(Figure dataset records)
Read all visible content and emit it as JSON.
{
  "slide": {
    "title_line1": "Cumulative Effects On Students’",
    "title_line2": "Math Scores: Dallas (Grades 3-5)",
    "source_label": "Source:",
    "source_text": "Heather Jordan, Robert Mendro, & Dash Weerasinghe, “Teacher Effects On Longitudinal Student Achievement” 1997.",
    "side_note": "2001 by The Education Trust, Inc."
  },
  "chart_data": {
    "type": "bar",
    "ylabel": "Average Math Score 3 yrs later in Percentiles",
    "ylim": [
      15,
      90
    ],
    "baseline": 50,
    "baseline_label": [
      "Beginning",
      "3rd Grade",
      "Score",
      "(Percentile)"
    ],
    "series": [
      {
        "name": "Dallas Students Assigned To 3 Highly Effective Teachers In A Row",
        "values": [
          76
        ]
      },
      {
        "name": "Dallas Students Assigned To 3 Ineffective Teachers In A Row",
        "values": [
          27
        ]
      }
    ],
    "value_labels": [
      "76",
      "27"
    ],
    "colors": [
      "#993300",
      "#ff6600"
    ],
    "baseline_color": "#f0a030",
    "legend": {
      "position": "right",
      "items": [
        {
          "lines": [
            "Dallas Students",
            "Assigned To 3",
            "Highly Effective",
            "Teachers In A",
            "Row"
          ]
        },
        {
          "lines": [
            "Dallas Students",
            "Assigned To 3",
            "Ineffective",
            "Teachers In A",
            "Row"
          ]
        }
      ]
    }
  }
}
--
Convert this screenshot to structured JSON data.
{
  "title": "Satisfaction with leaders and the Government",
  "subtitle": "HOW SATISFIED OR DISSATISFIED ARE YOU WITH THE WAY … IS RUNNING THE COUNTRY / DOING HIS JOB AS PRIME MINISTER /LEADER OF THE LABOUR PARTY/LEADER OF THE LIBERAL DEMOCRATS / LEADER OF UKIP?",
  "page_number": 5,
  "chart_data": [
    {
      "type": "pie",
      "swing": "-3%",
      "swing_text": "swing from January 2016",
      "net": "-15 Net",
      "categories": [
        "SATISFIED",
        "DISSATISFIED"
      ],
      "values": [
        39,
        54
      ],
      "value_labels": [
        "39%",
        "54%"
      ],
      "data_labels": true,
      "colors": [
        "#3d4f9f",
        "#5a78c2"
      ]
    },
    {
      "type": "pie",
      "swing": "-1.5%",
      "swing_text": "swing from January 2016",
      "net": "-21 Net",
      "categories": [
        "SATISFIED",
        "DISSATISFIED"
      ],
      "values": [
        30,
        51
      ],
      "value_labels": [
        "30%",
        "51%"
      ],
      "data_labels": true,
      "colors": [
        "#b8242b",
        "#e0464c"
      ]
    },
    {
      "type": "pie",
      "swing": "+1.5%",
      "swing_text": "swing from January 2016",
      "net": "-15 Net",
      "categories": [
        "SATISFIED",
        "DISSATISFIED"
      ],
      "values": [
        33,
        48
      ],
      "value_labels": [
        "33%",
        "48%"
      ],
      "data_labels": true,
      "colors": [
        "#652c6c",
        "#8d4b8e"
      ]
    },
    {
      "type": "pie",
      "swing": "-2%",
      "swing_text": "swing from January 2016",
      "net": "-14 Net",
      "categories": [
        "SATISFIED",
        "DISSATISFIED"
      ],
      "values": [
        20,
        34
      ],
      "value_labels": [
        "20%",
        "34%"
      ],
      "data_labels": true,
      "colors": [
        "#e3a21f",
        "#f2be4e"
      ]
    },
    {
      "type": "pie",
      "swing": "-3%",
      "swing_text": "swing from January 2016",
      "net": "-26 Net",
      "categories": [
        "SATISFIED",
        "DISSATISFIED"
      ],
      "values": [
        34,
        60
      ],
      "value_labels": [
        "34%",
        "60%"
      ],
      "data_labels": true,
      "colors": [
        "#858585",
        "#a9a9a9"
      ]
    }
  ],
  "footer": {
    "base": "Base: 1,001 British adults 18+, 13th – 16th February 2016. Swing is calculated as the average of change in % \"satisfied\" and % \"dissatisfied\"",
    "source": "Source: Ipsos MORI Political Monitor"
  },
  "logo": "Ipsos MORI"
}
---
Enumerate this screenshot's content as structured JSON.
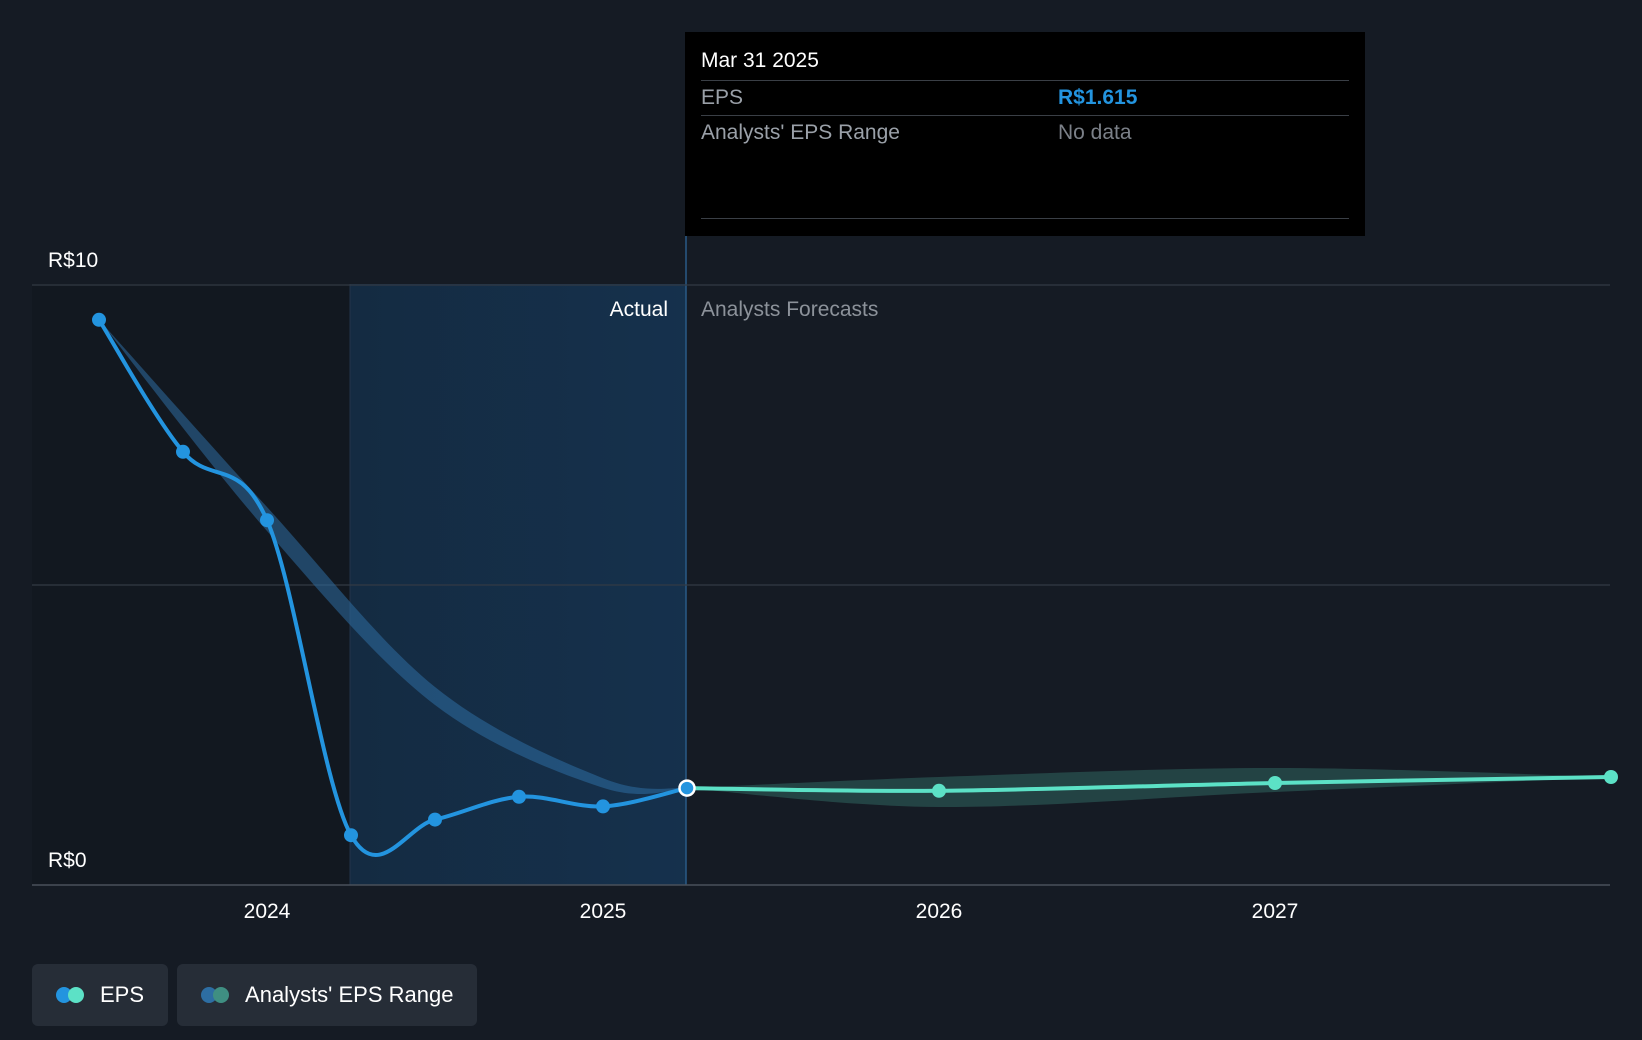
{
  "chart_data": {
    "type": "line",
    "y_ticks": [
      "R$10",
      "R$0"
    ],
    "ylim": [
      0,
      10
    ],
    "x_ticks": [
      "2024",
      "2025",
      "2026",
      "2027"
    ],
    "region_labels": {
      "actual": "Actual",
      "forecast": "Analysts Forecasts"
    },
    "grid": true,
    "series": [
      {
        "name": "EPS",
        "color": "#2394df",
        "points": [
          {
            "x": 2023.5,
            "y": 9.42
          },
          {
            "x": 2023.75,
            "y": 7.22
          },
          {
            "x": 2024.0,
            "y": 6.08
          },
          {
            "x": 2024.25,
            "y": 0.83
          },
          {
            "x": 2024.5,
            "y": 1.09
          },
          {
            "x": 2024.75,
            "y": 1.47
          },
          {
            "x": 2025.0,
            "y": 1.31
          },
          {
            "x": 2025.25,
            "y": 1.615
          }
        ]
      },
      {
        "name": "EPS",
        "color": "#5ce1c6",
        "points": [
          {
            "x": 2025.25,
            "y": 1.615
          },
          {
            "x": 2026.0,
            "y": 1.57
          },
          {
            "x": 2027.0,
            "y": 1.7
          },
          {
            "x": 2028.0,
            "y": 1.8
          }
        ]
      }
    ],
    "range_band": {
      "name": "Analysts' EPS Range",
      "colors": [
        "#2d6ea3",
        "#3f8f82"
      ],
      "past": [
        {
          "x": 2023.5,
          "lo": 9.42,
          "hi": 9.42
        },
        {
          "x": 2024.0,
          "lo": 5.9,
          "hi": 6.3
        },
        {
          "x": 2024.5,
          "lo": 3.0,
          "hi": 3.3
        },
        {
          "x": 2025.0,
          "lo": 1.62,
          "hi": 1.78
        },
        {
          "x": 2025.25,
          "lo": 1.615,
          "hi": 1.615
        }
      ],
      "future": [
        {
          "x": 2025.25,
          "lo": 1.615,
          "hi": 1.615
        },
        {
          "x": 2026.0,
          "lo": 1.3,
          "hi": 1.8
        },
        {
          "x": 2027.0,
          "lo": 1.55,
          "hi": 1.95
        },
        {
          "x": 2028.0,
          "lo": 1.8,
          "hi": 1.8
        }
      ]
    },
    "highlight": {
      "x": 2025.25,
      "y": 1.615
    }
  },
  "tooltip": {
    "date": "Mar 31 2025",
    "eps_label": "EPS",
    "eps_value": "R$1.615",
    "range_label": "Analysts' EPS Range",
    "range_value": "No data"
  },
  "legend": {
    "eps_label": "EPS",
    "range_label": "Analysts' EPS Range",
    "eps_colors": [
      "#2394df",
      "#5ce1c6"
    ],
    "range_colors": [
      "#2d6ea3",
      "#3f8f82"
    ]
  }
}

• _WHAT IS BEING ASKED_:
Pull out all lines from the entries above in which the word "Dallas" appears.

• _COMPLETED EXERCISE_:
    "title_line2": "Math Scores: Dallas (Grades 3-5)",
        "name": "Dallas Students Assigned To 3 Highly Effective Teachers In A Row",
        "name": "Dallas Students Assigned To 3 Ineffective Teachers In A Row",
            "Dallas Students",
            "Dallas Students",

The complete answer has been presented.